Short exercise: Go through the records and copy each line where the word "tököli" occurs.

Records supplied:
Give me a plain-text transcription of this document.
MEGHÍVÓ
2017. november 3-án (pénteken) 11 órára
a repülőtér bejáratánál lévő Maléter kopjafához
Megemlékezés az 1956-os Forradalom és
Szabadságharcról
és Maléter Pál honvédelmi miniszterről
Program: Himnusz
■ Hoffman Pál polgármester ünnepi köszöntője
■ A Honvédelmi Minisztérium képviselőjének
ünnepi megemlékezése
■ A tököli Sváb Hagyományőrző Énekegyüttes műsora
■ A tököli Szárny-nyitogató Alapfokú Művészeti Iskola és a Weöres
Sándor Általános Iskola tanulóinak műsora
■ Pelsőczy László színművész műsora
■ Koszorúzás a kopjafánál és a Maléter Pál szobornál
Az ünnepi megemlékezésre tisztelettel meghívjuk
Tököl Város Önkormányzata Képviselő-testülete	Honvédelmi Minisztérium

Reply:
■ A tököli Sváb Hagyományőrző Énekegyüttes műsora
■ A tököli Szárny-nyitogató Alapfokú Művészeti Iskola és a Weöres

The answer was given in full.